### TASK DIRECTIONS
Find each line with the string "lepšie" and report it.

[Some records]
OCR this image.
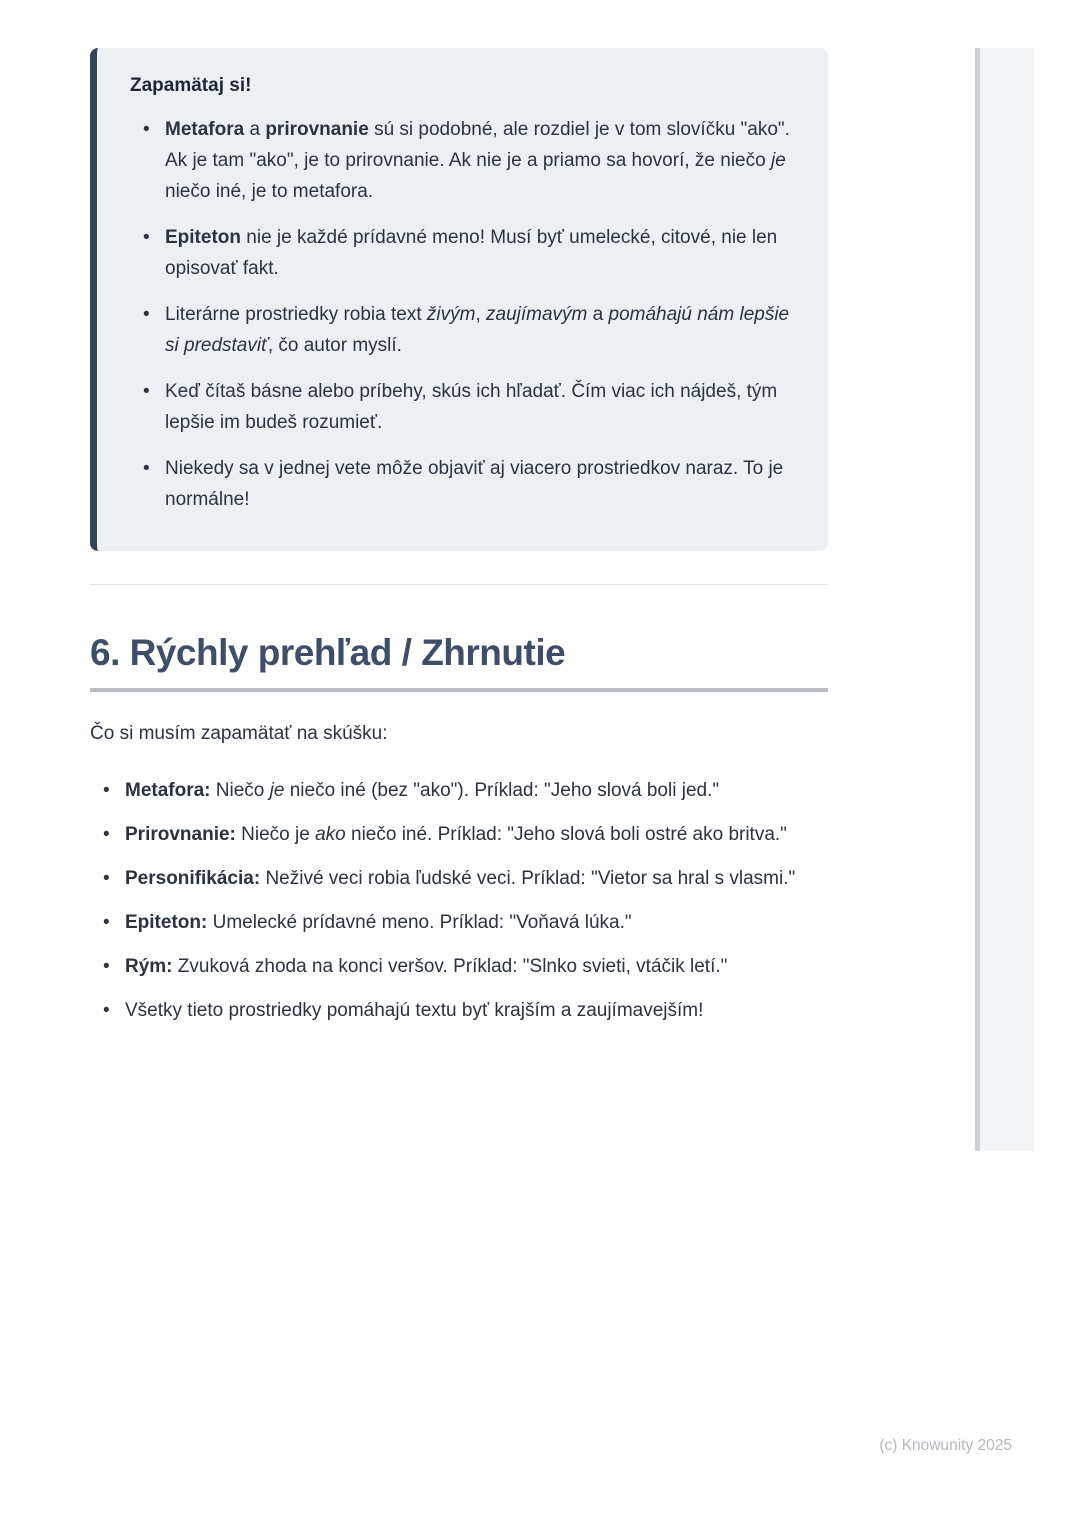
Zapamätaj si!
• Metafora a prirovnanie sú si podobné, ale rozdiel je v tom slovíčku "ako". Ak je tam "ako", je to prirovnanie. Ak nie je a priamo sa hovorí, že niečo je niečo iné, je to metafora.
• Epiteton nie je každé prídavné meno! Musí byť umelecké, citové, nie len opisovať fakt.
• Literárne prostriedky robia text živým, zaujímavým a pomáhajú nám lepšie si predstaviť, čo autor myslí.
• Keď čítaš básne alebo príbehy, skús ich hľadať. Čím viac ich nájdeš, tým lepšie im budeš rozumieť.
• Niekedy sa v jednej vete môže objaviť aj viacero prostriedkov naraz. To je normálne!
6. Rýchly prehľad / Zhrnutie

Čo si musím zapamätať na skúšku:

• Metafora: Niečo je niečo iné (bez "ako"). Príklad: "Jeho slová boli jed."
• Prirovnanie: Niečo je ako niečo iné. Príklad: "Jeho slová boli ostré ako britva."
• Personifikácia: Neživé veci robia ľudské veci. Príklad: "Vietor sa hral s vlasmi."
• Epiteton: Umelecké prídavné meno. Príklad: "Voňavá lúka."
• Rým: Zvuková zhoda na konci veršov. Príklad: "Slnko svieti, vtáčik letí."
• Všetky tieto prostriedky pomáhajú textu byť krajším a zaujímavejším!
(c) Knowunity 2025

### THE RESULT
• Literárne prostriedky robia text živým, zaujímavým a pomáhajú nám lepšie si predstaviť, čo autor myslí.
• Keď čítaš básne alebo príbehy, skús ich hľadať. Čím viac ich nájdeš, tým lepšie im budeš rozumieť.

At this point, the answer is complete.